begin DATA SECTION
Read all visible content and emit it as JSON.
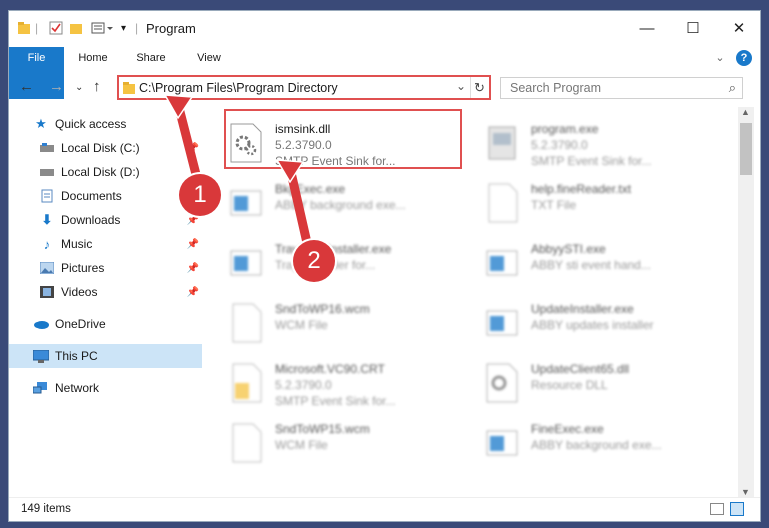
{
  "window": {
    "title": "Program",
    "minimize": "—",
    "maximize": "☐",
    "close": "✕"
  },
  "ribbon": {
    "tabs": [
      "File",
      "Home",
      "Share",
      "View"
    ],
    "help": "?"
  },
  "address": {
    "path": "C:\\Program Files\\Program Directory",
    "search_placeholder": "Search Program"
  },
  "nav": {
    "items": [
      {
        "label": "Quick access",
        "icon": "star-icon",
        "pinned": false
      },
      {
        "label": "Local Disk (C:)",
        "icon": "drive-icon",
        "pinned": true
      },
      {
        "label": "Local Disk (D:)",
        "icon": "drive-icon",
        "pinned": false
      },
      {
        "label": "Documents",
        "icon": "documents-icon",
        "pinned": true
      },
      {
        "label": "Downloads",
        "icon": "download-icon",
        "pinned": true
      },
      {
        "label": "Music",
        "icon": "music-icon",
        "pinned": true
      },
      {
        "label": "Pictures",
        "icon": "pictures-icon",
        "pinned": true
      },
      {
        "label": "Videos",
        "icon": "videos-icon",
        "pinned": true
      },
      {
        "label": "OneDrive",
        "icon": "cloud-icon",
        "pinned": false
      },
      {
        "label": "This PC",
        "icon": "pc-icon",
        "pinned": false
      },
      {
        "label": "Network",
        "icon": "network-icon",
        "pinned": false
      }
    ]
  },
  "files": [
    {
      "name": "ismsink.dll",
      "line2": "5.2.3790.0",
      "line3": "SMTP Event Sink for...",
      "type": "dll"
    },
    {
      "name": "program.exe",
      "line2": "5.2.3790.0",
      "line3": "SMTP Event Sink for...",
      "type": "exe"
    },
    {
      "name": "BkgExec.exe",
      "line2": "ABBY background exe...",
      "line3": "",
      "type": "app"
    },
    {
      "name": "help.fineReader.txt",
      "line2": "TXT File",
      "line3": "",
      "type": "txt"
    },
    {
      "name": "TrayIconsInstaller.exe",
      "line2": "Tray ... loader for...",
      "line3": "",
      "type": "app"
    },
    {
      "name": "AbbyySTI.exe",
      "line2": "ABBY sti event hand...",
      "line3": "",
      "type": "app"
    },
    {
      "name": "SndToWP16.wcm",
      "line2": "WCM File",
      "line3": "",
      "type": "txt"
    },
    {
      "name": "UpdateInstaller.exe",
      "line2": "ABBY updates installer",
      "line3": "",
      "type": "app"
    },
    {
      "name": "Microsoft.VC90.CRT",
      "line2": "5.2.3790.0",
      "line3": "SMTP Event Sink for...",
      "type": "folder"
    },
    {
      "name": "UpdateClient65.dll",
      "line2": "Resource DLL",
      "line3": "",
      "type": "dll"
    },
    {
      "name": "SndToWP15.wcm",
      "line2": "WCM File",
      "line3": "",
      "type": "txt"
    },
    {
      "name": "FineExec.exe",
      "line2": "ABBY background exe...",
      "line3": "",
      "type": "app"
    }
  ],
  "status": {
    "count": "149 items"
  },
  "callouts": [
    "1",
    "2"
  ],
  "colors": {
    "accent": "#1979ca",
    "highlight": "#e05050",
    "callout": "#d9383a",
    "selected": "#cce4f7"
  }
}
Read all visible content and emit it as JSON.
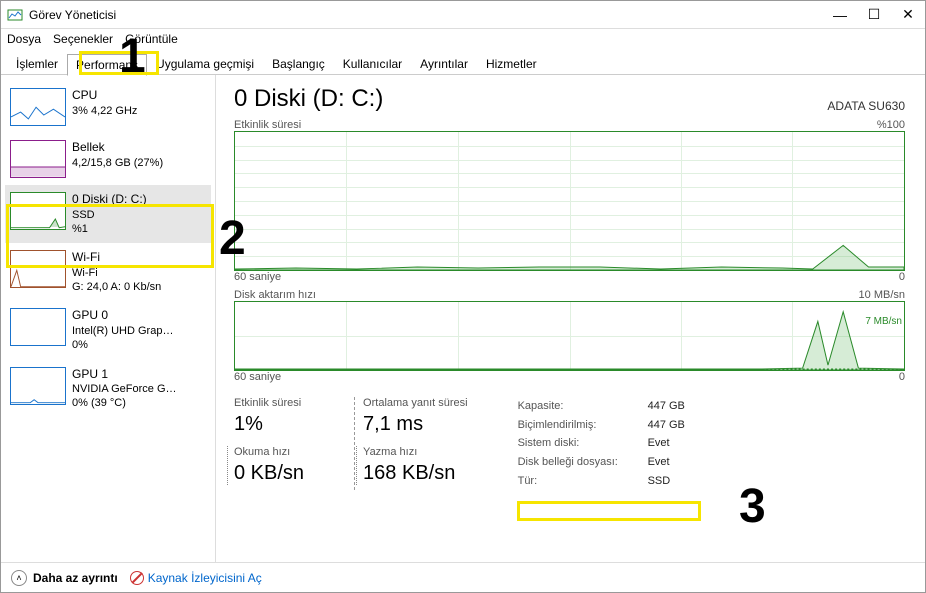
{
  "window": {
    "title": "Görev Yöneticisi",
    "minimize": "—",
    "maximize": "☐",
    "close": "✕"
  },
  "menu": {
    "file": "Dosya",
    "options": "Seçenekler",
    "view": "Görüntüle"
  },
  "tabs": {
    "processes": "İşlemler",
    "performance": "Performans",
    "apphistory": "Uygulama geçmişi",
    "startup": "Başlangıç",
    "users": "Kullanıcılar",
    "details": "Ayrıntılar",
    "services": "Hizmetler"
  },
  "sidebar": {
    "cpu": {
      "title": "CPU",
      "sub": "3% 4,22 GHz"
    },
    "memory": {
      "title": "Bellek",
      "sub": "4,2/15,8 GB (27%)"
    },
    "disk": {
      "title": "0 Diski (D: C:)",
      "sub1": "SSD",
      "sub2": "%1"
    },
    "wifi": {
      "title": "Wi-Fi",
      "sub1": "Wi-Fi",
      "sub2": "G: 24,0 A: 0 Kb/sn"
    },
    "gpu0": {
      "title": "GPU 0",
      "sub1": "Intel(R) UHD Grap…",
      "sub2": "0%"
    },
    "gpu1": {
      "title": "GPU 1",
      "sub1": "NVIDIA GeForce G…",
      "sub2": "0% (39 °C)"
    }
  },
  "main": {
    "title": "0 Diski (D: C:)",
    "model": "ADATA SU630",
    "chart1": {
      "top_left": "Etkinlik süresi",
      "top_right": "%100",
      "bottom_left": "60 saniye",
      "bottom_right": "0"
    },
    "chart2": {
      "top_left": "Disk aktarım hızı",
      "top_right": "10 MB/sn",
      "mid_right": "7 MB/sn",
      "bottom_left": "60 saniye",
      "bottom_right": "0"
    },
    "stats": {
      "activity_label": "Etkinlik süresi",
      "activity_value": "1%",
      "avgresp_label": "Ortalama yanıt süresi",
      "avgresp_value": "7,1 ms",
      "read_label": "Okuma hızı",
      "read_value": "0 KB/sn",
      "write_label": "Yazma hızı",
      "write_value": "168 KB/sn"
    },
    "props": {
      "capacity_k": "Kapasite:",
      "capacity_v": "447 GB",
      "formatted_k": "Biçimlendirilmiş:",
      "formatted_v": "447 GB",
      "sysdisk_k": "Sistem diski:",
      "sysdisk_v": "Evet",
      "pagefile_k": "Disk belleği dosyası:",
      "pagefile_v": "Evet",
      "type_k": "Tür:",
      "type_v": "SSD"
    }
  },
  "footer": {
    "fewer": "Daha az ayrıntı",
    "resmon": "Kaynak İzleyicisini Aç"
  },
  "annotations": {
    "n1": "1",
    "n2": "2",
    "n3": "3"
  },
  "chart_data": [
    {
      "type": "area",
      "title": "Etkinlik süresi",
      "xlabel": "60 saniye",
      "ylabel": "%",
      "ylim": [
        0,
        100
      ],
      "x_seconds": [
        60,
        55,
        50,
        45,
        40,
        35,
        30,
        25,
        20,
        15,
        10,
        5,
        0
      ],
      "values_pct": [
        1,
        1,
        1,
        2,
        1,
        2,
        2,
        1,
        2,
        1,
        1,
        18,
        3
      ]
    },
    {
      "type": "area",
      "title": "Disk aktarım hızı",
      "xlabel": "60 saniye",
      "ylabel": "MB/sn",
      "ylim": [
        0,
        10
      ],
      "x_seconds": [
        60,
        55,
        50,
        45,
        40,
        35,
        30,
        25,
        20,
        15,
        10,
        5,
        0
      ],
      "series": [
        {
          "name": "Okuma",
          "values_mb_s": [
            0,
            0,
            0,
            0,
            0,
            0,
            0,
            0,
            0,
            0,
            0,
            0,
            0
          ]
        },
        {
          "name": "Yazma",
          "values_mb_s": [
            0.1,
            0.1,
            0.1,
            0.1,
            0.1,
            0.1,
            0.1,
            0.1,
            0.1,
            0.2,
            0.2,
            7,
            0.2
          ]
        }
      ]
    }
  ]
}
end DATA SECTION
GIVEN TASK:
Write out every line from the entries where "Local" appears.

EXERCISE ANSWER:
        "label": "Local Disk (C:)",
        "label": "Local Disk (D:)",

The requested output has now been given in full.